### OBJECTIVE
From the listing below, return each line that includes "области".
^^^^^^^^
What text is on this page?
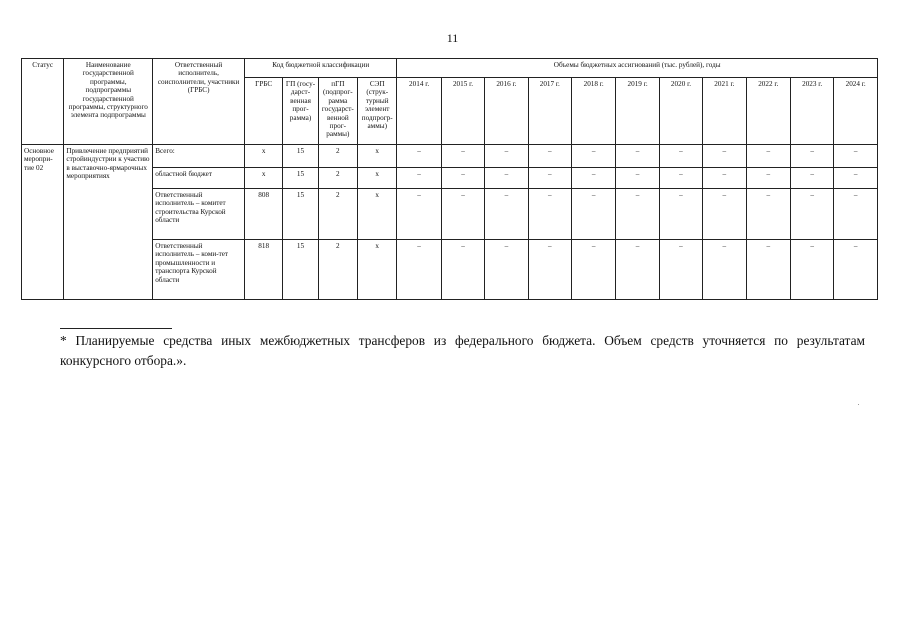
11
Статус	Наименование государственной программы, подпрограммы государственной программы, структурного элемента подпрограммы	Ответственный исполнитель, соисполнители, участники (ГРБС)	Код бюджетной классификации				Объемы бюджетных ассигнований (тыс. рублей), годы										
			ГРБС	ГП (госу-дарст-венная прог-рамма)	пГП (подпрог-рамма государст-венной прог-раммы)	СЭП (струк-турный элемент подпрогр-аммы)	2014 г.	2015 г.	2016 г.	2017 г.	2018 г.	2019 г.	2020 г.	2021 г.	2022 г.	2023 г.	2024 г.
Основное меропри-тие 02	Привлечение предприятий стройиндустрии к участию в выставочно-ярмарочных мероприятиях	Всего:	х	15	2	х	–	–	–	–	–	–	–	–	–	–	–
		областной бюджет	х	15	2	х	–	–	–	–	–	–	–	–	–	–	–
		Ответственный исполнитель – комитет строительства Курской области	808	15	2	х	–	–	–	–	–	–	–	–	–	–	–
		Ответственный исполнитель – коми-тет промышленности и транспорта Курской области	818	15	2	х	–	–	–	–	–	–	–	–	–	–	–
* Планируемые средства иных межбюджетных трансферов из федерального бюджета. Объем средств уточняется по результатам конкурсного отбора.».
^^^^^^^^
### OUTPUT FOR THIS EXERCISE
		Ответственный исполнитель – комитет строительства Курской области	808	15	2	х	–	–	–	–	–	–	–	–	–	–	–
		Ответственный исполнитель – коми-тет промышленности и транспорта Курской области	818	15	2	х	–	–	–	–	–	–	–	–	–	–	–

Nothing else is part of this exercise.